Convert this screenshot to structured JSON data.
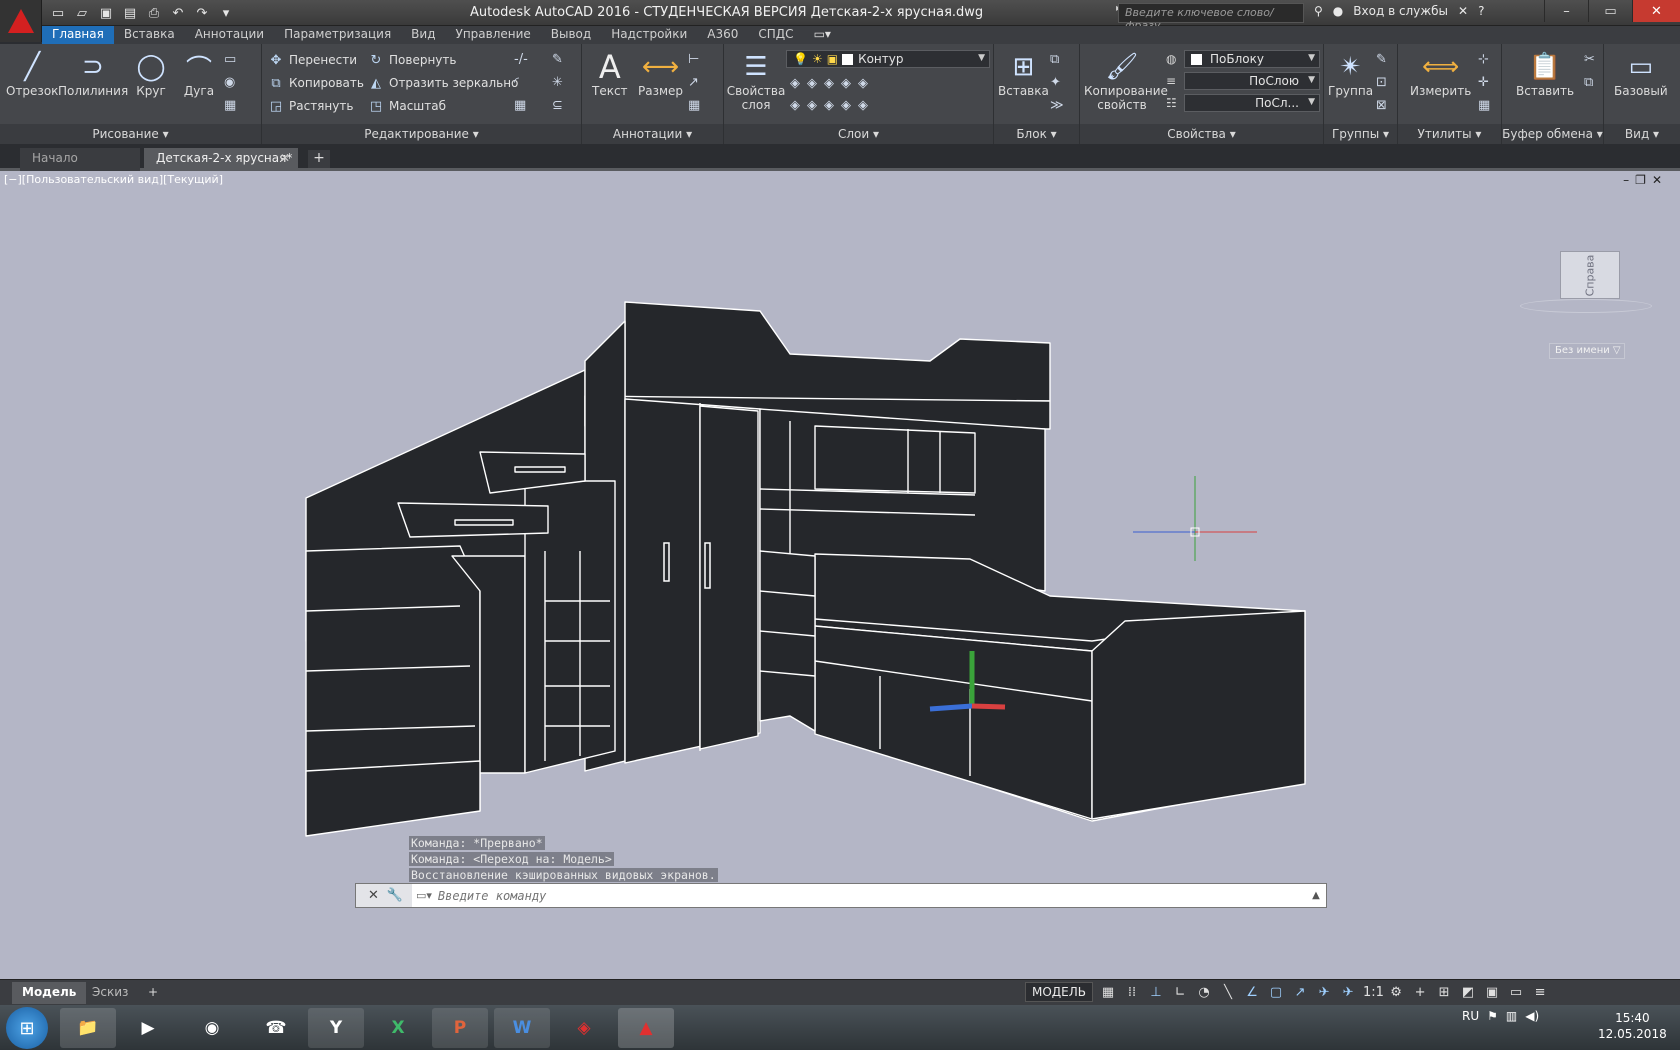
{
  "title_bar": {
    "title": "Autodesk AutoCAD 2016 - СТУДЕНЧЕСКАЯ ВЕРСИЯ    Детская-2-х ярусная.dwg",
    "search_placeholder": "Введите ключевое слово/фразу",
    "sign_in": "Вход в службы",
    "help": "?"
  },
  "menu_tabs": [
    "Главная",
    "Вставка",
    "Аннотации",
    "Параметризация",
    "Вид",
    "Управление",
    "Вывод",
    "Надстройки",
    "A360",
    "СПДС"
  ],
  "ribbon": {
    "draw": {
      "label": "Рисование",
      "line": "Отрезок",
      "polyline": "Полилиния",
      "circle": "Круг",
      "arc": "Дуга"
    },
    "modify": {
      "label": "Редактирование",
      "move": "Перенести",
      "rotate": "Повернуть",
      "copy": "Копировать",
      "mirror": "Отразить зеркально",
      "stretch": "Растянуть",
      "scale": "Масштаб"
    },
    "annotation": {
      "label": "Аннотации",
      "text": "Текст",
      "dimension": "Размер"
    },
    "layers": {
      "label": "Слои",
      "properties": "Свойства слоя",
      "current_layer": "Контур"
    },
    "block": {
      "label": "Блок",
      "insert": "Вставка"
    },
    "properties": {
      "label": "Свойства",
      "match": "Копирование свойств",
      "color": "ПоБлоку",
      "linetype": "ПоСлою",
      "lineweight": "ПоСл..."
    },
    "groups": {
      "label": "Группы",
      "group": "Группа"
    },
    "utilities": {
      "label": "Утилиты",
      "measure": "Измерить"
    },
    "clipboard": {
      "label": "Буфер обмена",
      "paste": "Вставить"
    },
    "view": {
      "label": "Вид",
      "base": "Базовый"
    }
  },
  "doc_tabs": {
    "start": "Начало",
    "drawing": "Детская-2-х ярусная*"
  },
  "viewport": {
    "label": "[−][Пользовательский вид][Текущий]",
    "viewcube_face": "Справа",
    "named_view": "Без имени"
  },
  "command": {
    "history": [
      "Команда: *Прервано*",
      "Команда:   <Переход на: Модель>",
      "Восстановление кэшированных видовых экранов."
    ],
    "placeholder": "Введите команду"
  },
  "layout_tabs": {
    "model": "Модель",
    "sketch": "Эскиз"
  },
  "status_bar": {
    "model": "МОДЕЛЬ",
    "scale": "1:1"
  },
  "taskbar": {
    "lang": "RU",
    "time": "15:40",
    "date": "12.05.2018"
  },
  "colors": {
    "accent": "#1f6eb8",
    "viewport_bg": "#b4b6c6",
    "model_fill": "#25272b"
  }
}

_____

- **EXERCISE AIM**:
Select and copy every line of the listing with the word "Свойства".

- **EXPECTED ANSWER**:
      "properties": "Свойства слоя",
      "label": "Свойства",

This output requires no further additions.